Required action >> A single number is the answer: the count of lines in the records that hold the word "were".

BEGIN

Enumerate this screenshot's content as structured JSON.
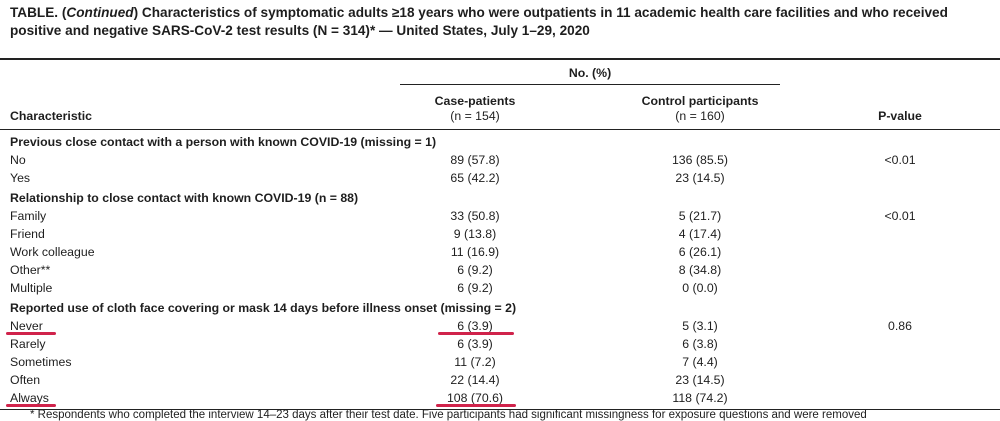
{
  "title": {
    "prefix": "TABLE. (",
    "italic": "Continued",
    "rest": ") Characteristics of symptomatic adults ≥18 years who were outpatients in 11 academic health care facilities and who received",
    "line2": "positive and negative SARS-CoV-2 test results (N = 314)* — United States, July 1–29, 2020"
  },
  "header": {
    "no_pct": "No. (%)",
    "characteristic": "Characteristic",
    "case_label": "Case-patients",
    "case_n": "(n = 154)",
    "control_label": "Control participants",
    "control_n": "(n = 160)",
    "pvalue": "P-value"
  },
  "sections": [
    {
      "title": "Previous close contact with a person with known COVID-19 (missing = 1)",
      "rows": [
        {
          "label": "No",
          "case": "89 (57.8)",
          "control": "136 (85.5)",
          "p": "<0.01"
        },
        {
          "label": "Yes",
          "case": "65 (42.2)",
          "control": "23 (14.5)",
          "p": ""
        }
      ]
    },
    {
      "title": "Relationship to close contact with known COVID-19 (n = 88)",
      "rows": [
        {
          "label": "Family",
          "case": "33 (50.8)",
          "control": "5 (21.7)",
          "p": "<0.01"
        },
        {
          "label": "Friend",
          "case": "9 (13.8)",
          "control": "4 (17.4)",
          "p": ""
        },
        {
          "label": "Work colleague",
          "case": "11 (16.9)",
          "control": "6 (26.1)",
          "p": ""
        },
        {
          "label": "Other**",
          "case": "6 (9.2)",
          "control": "8 (34.8)",
          "p": ""
        },
        {
          "label": "Multiple",
          "case": "6 (9.2)",
          "control": "0 (0.0)",
          "p": ""
        }
      ]
    },
    {
      "title": "Reported use of cloth face covering or mask 14 days before illness onset (missing = 2)",
      "rows": [
        {
          "label": "Never",
          "case": "6 (3.9)",
          "control": "5 (3.1)",
          "p": "0.86"
        },
        {
          "label": "Rarely",
          "case": "6 (3.9)",
          "control": "6 (3.8)",
          "p": ""
        },
        {
          "label": "Sometimes",
          "case": "11 (7.2)",
          "control": "7 (4.4)",
          "p": ""
        },
        {
          "label": "Often",
          "case": "22 (14.4)",
          "control": "23 (14.5)",
          "p": ""
        },
        {
          "label": "Always",
          "case": "108 (70.6)",
          "control": "118 (74.2)",
          "p": ""
        }
      ]
    }
  ],
  "footnote": "* Respondents who completed the interview 14–23 days after their test date. Five participants had significant missingness for exposure questions and were removed",
  "annotation_color": "#d0234b"
}
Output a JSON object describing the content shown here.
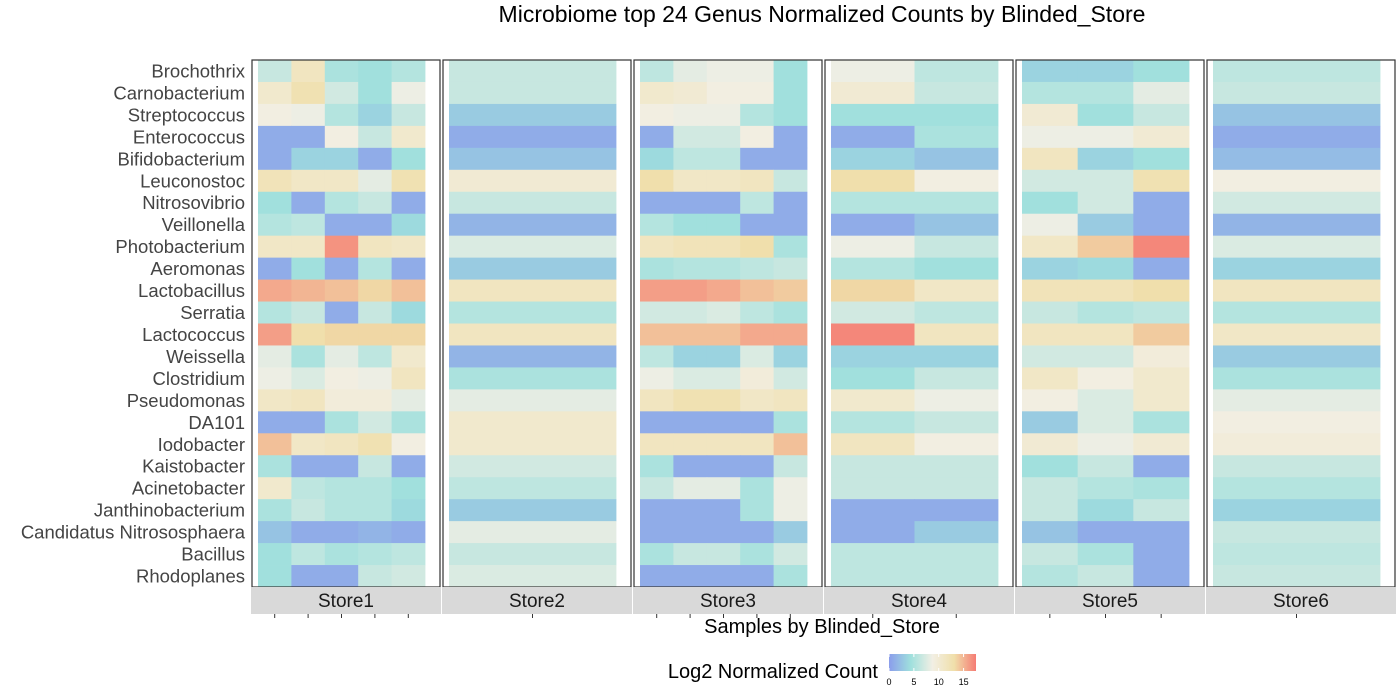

END

Task answer >> 2